§ **WORK TO COMPLETE**: Determine how many lines include "structured". Give the number and nothing else.

────────

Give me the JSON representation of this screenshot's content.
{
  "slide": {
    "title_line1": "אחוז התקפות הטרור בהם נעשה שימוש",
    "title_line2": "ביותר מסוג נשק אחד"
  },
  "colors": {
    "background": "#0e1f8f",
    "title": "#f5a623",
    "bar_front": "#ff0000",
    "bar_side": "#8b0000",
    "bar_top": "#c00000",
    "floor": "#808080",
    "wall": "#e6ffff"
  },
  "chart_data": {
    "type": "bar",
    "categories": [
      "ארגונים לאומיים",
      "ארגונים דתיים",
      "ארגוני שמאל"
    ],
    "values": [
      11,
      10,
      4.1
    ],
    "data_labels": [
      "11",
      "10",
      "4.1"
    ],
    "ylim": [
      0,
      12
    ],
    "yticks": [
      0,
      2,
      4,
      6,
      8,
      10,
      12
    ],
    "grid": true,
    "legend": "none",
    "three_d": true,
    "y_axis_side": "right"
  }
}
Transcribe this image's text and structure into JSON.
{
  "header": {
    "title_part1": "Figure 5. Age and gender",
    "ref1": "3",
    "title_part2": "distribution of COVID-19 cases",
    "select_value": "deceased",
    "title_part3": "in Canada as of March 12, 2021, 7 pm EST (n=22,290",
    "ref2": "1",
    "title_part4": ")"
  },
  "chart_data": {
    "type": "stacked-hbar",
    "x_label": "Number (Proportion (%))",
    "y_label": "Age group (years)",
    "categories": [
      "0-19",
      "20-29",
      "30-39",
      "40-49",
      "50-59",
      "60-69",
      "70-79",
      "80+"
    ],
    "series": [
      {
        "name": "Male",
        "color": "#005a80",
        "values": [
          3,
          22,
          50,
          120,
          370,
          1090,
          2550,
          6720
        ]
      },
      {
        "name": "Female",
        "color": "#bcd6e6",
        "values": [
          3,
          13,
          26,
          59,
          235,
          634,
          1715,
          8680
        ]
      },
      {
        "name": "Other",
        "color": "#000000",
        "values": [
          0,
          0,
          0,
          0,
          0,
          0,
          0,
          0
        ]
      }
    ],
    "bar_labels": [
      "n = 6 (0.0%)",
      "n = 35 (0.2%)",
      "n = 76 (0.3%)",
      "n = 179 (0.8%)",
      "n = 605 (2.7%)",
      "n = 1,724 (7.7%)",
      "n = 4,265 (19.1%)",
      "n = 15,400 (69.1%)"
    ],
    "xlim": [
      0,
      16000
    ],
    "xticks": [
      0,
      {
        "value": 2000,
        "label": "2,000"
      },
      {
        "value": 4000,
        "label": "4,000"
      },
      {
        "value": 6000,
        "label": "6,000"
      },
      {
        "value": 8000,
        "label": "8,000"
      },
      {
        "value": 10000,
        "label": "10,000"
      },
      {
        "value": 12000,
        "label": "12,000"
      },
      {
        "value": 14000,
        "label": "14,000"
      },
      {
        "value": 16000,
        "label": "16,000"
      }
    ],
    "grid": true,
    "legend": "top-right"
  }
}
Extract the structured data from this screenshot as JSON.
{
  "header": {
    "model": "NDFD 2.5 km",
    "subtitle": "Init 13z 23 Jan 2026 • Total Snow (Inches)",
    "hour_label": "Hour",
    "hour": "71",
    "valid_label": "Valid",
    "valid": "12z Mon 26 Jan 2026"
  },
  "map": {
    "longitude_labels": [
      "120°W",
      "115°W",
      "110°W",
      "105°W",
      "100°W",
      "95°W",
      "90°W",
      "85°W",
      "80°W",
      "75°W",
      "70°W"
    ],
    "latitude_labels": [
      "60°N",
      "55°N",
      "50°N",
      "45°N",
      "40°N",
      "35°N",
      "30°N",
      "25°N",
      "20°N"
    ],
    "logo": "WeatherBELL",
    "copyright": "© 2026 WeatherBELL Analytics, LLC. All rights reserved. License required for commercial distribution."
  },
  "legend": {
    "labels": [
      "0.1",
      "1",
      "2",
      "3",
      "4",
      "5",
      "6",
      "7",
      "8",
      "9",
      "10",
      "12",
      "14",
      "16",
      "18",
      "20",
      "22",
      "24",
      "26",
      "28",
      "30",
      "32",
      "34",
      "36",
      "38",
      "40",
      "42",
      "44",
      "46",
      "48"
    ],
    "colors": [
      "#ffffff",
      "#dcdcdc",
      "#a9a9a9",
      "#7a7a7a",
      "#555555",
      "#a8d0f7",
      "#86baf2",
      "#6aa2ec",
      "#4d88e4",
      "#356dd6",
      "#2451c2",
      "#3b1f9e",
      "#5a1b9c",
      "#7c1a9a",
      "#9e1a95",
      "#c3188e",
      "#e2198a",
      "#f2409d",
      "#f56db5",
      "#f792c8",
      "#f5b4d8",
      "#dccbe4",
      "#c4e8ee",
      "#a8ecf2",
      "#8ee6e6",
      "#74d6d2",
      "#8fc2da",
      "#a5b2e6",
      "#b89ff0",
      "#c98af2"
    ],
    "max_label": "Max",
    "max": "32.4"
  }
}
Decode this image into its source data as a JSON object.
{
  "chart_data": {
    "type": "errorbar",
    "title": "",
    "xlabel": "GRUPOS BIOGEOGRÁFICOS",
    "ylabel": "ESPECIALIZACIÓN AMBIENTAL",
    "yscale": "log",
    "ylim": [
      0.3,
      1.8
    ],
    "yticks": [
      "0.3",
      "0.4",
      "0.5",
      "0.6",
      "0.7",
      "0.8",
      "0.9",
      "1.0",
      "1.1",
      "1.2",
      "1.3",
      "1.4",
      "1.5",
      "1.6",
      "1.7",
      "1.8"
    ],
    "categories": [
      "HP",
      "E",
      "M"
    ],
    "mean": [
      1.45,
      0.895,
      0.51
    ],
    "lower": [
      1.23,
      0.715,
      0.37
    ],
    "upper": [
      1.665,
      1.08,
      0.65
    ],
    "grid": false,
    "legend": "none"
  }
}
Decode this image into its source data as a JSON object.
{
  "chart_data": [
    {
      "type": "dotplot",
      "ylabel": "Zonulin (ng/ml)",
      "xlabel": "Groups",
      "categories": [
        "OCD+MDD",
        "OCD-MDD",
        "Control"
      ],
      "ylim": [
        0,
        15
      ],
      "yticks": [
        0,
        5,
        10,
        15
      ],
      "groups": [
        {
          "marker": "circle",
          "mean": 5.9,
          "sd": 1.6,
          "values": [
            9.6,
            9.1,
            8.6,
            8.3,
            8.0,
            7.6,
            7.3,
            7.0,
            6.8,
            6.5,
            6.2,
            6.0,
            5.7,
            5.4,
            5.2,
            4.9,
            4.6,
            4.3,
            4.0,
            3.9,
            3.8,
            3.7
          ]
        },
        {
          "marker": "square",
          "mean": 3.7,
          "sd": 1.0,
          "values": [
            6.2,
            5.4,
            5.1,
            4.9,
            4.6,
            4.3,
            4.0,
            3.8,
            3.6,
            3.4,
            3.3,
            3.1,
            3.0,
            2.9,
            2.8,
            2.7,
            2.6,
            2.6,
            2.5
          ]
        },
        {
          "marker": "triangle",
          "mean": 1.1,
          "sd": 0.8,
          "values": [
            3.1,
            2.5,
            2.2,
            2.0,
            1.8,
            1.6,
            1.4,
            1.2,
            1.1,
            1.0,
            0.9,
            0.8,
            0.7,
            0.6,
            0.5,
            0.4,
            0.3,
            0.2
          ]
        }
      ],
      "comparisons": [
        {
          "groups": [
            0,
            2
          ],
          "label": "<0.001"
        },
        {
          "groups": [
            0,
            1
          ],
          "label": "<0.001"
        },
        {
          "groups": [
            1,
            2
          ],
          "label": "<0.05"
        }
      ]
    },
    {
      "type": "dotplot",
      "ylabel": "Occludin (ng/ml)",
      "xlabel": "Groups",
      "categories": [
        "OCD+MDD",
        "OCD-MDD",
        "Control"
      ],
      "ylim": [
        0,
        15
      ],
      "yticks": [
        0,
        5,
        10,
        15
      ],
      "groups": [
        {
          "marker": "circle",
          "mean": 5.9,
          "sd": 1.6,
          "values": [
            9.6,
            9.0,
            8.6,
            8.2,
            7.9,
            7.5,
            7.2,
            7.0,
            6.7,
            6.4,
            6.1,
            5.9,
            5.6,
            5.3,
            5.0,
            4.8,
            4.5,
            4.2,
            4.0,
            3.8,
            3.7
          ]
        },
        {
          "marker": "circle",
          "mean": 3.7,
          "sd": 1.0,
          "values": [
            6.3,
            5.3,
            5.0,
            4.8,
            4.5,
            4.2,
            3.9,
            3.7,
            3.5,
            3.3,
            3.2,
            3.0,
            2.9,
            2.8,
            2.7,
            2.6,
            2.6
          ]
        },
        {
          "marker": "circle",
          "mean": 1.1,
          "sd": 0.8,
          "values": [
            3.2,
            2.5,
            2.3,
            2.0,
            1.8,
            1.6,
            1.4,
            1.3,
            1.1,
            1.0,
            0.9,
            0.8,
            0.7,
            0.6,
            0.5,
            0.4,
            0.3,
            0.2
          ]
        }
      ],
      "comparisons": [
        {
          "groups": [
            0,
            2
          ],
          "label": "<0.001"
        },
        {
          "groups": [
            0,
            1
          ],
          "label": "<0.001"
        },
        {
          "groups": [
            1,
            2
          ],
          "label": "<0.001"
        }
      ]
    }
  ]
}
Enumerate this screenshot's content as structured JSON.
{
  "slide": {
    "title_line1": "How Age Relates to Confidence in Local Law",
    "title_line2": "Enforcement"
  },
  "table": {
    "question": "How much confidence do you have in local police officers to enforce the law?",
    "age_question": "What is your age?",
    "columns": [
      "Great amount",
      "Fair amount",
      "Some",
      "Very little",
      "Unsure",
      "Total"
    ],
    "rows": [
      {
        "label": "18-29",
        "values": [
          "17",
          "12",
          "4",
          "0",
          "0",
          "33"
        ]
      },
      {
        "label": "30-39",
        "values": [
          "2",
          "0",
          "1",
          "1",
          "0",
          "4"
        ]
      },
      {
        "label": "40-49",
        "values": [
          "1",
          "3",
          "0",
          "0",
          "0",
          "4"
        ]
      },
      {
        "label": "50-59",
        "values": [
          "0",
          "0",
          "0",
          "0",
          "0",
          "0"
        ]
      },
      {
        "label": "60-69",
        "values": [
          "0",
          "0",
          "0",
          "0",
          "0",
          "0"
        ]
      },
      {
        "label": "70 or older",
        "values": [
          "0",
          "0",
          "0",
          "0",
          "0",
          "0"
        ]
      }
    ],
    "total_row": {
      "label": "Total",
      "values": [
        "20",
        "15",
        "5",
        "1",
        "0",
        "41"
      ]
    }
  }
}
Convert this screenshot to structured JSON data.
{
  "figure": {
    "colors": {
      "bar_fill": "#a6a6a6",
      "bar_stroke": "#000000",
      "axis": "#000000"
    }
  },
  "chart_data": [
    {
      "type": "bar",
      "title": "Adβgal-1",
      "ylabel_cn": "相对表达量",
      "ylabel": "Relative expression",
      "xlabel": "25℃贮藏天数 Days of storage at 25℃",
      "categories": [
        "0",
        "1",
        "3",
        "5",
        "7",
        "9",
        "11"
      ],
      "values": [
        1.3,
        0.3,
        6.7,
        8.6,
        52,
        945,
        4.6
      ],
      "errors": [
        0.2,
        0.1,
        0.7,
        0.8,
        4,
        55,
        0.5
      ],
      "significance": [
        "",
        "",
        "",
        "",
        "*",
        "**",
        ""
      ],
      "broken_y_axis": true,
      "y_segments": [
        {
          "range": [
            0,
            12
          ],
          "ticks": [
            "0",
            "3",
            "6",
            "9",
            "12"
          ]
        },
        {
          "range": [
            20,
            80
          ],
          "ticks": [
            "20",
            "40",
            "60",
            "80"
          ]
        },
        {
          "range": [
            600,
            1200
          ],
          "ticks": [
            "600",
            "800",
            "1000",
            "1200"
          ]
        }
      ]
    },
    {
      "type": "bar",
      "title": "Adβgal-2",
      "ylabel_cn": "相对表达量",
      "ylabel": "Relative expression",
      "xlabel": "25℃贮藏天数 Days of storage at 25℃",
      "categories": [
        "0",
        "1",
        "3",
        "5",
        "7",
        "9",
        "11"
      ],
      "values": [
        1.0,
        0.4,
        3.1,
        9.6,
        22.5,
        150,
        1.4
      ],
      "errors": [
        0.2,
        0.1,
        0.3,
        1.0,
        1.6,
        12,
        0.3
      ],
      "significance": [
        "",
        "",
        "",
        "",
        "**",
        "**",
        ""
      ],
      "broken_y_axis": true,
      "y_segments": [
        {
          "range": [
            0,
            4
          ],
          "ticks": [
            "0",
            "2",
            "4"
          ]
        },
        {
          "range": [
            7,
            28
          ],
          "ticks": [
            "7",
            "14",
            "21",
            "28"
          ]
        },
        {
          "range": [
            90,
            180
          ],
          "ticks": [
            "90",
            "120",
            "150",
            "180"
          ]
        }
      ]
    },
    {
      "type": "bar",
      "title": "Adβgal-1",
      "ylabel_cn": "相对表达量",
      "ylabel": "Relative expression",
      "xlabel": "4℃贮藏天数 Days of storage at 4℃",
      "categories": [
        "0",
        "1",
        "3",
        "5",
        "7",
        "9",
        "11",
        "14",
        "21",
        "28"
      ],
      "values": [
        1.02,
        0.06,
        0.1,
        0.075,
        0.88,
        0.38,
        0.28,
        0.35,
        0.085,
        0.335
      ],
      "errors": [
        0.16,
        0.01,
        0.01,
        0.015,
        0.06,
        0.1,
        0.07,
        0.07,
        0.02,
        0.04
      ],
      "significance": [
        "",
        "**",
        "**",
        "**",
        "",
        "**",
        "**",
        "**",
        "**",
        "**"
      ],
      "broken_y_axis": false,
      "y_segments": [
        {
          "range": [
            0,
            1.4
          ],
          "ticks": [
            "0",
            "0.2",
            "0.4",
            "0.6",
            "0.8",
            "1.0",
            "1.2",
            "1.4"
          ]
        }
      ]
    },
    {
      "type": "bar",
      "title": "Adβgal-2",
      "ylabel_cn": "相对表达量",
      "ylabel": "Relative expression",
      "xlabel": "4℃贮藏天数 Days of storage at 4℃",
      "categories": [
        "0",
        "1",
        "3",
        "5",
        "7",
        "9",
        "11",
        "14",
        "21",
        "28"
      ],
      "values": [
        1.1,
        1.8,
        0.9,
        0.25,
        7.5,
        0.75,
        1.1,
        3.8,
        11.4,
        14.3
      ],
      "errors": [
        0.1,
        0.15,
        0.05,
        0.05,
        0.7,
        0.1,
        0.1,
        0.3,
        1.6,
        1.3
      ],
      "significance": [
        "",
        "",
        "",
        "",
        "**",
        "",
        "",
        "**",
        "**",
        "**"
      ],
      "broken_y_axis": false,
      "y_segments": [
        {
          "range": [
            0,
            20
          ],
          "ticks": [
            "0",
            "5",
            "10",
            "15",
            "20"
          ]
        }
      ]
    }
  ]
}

────────

§ **TASK SOLUTION**: 3